Your objective:
Set each record down exactly, excluding all images.
* start Information supplied *
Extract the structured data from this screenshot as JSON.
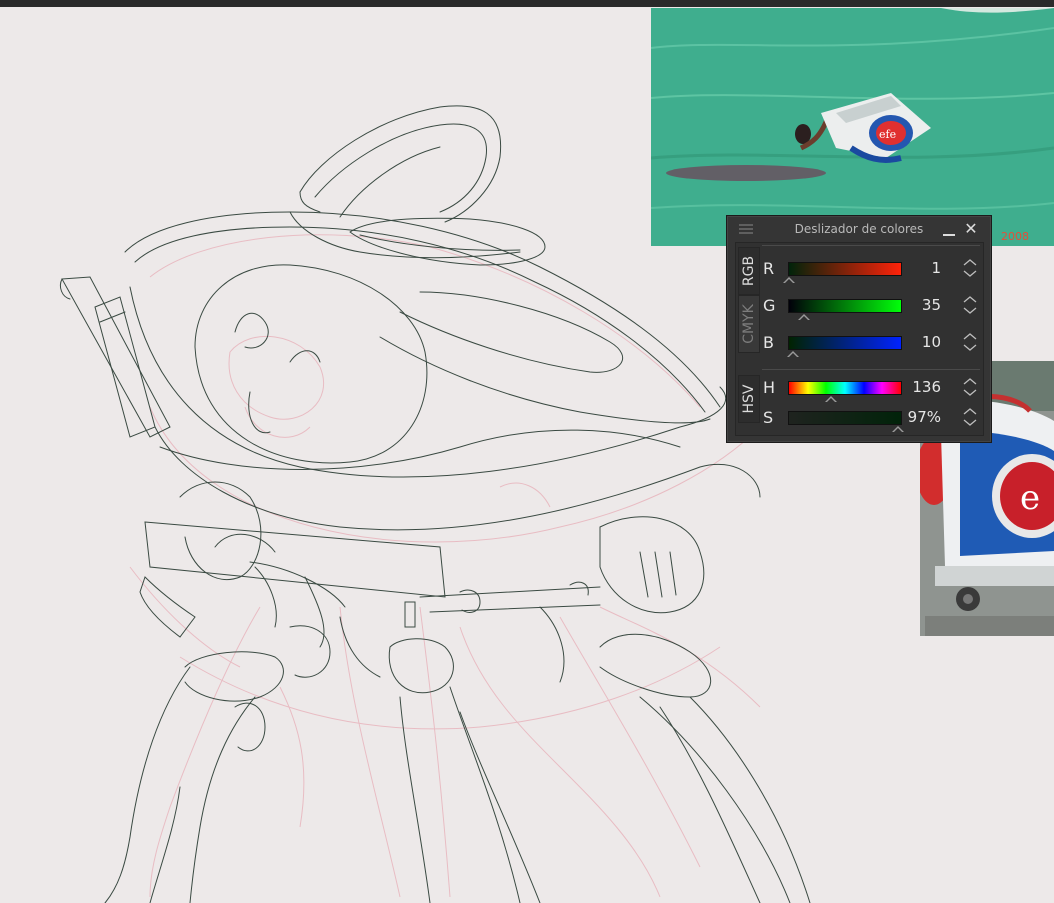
{
  "docker": {
    "title": "Deslizador de colores",
    "tabs": [
      "RGB",
      "CMYK",
      "HSV"
    ],
    "active_tab": "RGB",
    "sliders": [
      {
        "label": "R",
        "value": "1",
        "fraction": 0.004,
        "gradient": [
          "#00230a",
          "#ff230a"
        ]
      },
      {
        "label": "G",
        "value": "35",
        "fraction": 0.137,
        "gradient": [
          "#01000a",
          "#01ff0a"
        ]
      },
      {
        "label": "B",
        "value": "10",
        "fraction": 0.039,
        "gradient": [
          "#012300",
          "#0123ff"
        ]
      },
      {
        "label": "H",
        "value": "136",
        "fraction": 0.378,
        "gradient": "hue"
      },
      {
        "label": "S",
        "value": "97%",
        "fraction": 0.97,
        "gradient": [
          "#1f231f",
          "#01230a"
        ]
      }
    ]
  },
  "reference_1": {
    "logo_text": "efe",
    "watermark": "2008"
  },
  "reference_2": {
    "logo_text": "e"
  },
  "colors": {
    "canvas": "#ede9e9",
    "docker_bg": "#353535",
    "sketch_line": "#3a4a42",
    "sketch_under": "#e8b5bd"
  }
}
* end Information supplied *
Answer for the task:
Extract the structured data from this screenshot as JSON.
{
  "docker": {
    "title": "Deslizador de colores",
    "tabs": [
      "RGB",
      "CMYK",
      "HSV"
    ],
    "active_tab": "RGB",
    "sliders": [
      {
        "label": "R",
        "value": "1",
        "fraction": 0.004,
        "gradient": [
          "#00230a",
          "#ff230a"
        ]
      },
      {
        "label": "G",
        "value": "35",
        "fraction": 0.137,
        "gradient": [
          "#01000a",
          "#01ff0a"
        ]
      },
      {
        "label": "B",
        "value": "10",
        "fraction": 0.039,
        "gradient": [
          "#012300",
          "#0123ff"
        ]
      },
      {
        "label": "H",
        "value": "136",
        "fraction": 0.378,
        "gradient": "hue"
      },
      {
        "label": "S",
        "value": "97%",
        "fraction": 0.97,
        "gradient": [
          "#1f231f",
          "#01230a"
        ]
      }
    ]
  },
  "reference_1": {
    "logo_text": "efe",
    "watermark": "2008"
  },
  "reference_2": {
    "logo_text": "e"
  },
  "colors": {
    "canvas": "#ede9e9",
    "docker_bg": "#353535",
    "sketch_line": "#3a4a42",
    "sketch_under": "#e8b5bd"
  }
}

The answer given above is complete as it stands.